Instruction:
Gather the lines from the material that contain "What".

--- Input for this task ---

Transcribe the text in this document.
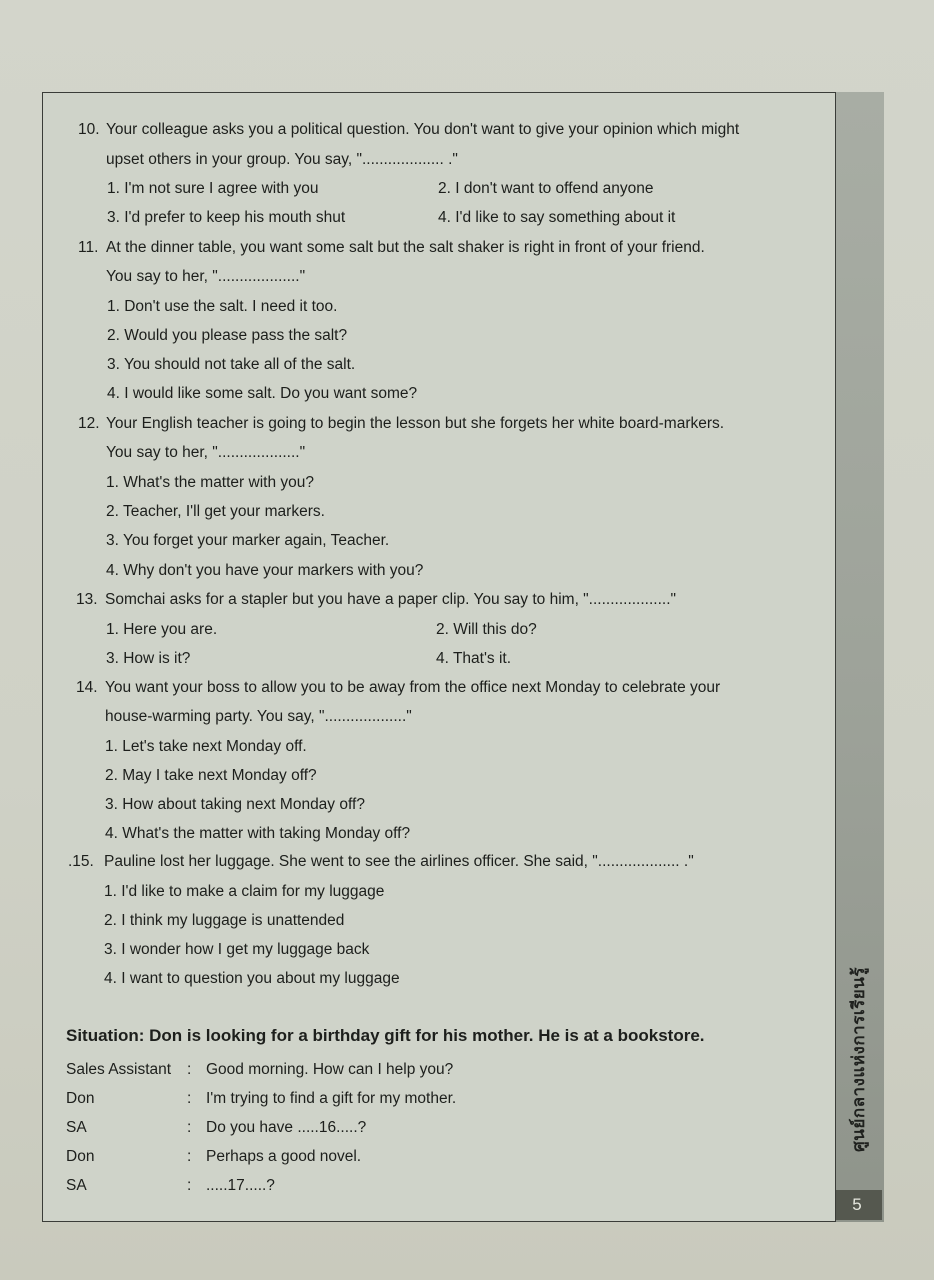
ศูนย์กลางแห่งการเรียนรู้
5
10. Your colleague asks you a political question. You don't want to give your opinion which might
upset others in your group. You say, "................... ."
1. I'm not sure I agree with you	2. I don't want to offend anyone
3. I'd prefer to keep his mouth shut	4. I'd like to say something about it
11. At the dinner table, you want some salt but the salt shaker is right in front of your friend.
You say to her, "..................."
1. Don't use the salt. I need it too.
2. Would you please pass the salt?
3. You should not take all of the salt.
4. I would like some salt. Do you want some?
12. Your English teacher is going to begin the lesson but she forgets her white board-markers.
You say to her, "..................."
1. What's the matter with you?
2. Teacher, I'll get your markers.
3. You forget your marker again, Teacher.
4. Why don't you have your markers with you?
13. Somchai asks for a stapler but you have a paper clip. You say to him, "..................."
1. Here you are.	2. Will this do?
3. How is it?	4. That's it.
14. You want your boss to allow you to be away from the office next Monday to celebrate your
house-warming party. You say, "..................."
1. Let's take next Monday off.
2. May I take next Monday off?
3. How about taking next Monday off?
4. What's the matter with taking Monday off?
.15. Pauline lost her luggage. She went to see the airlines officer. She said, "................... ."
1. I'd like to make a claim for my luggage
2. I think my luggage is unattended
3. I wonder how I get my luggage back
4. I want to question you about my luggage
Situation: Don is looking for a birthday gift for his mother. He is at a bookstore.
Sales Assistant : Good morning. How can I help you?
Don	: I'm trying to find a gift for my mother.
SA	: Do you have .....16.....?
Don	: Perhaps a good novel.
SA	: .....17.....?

---

Right answer:
1. What's the matter with you?
4. What's the matter with taking Monday off?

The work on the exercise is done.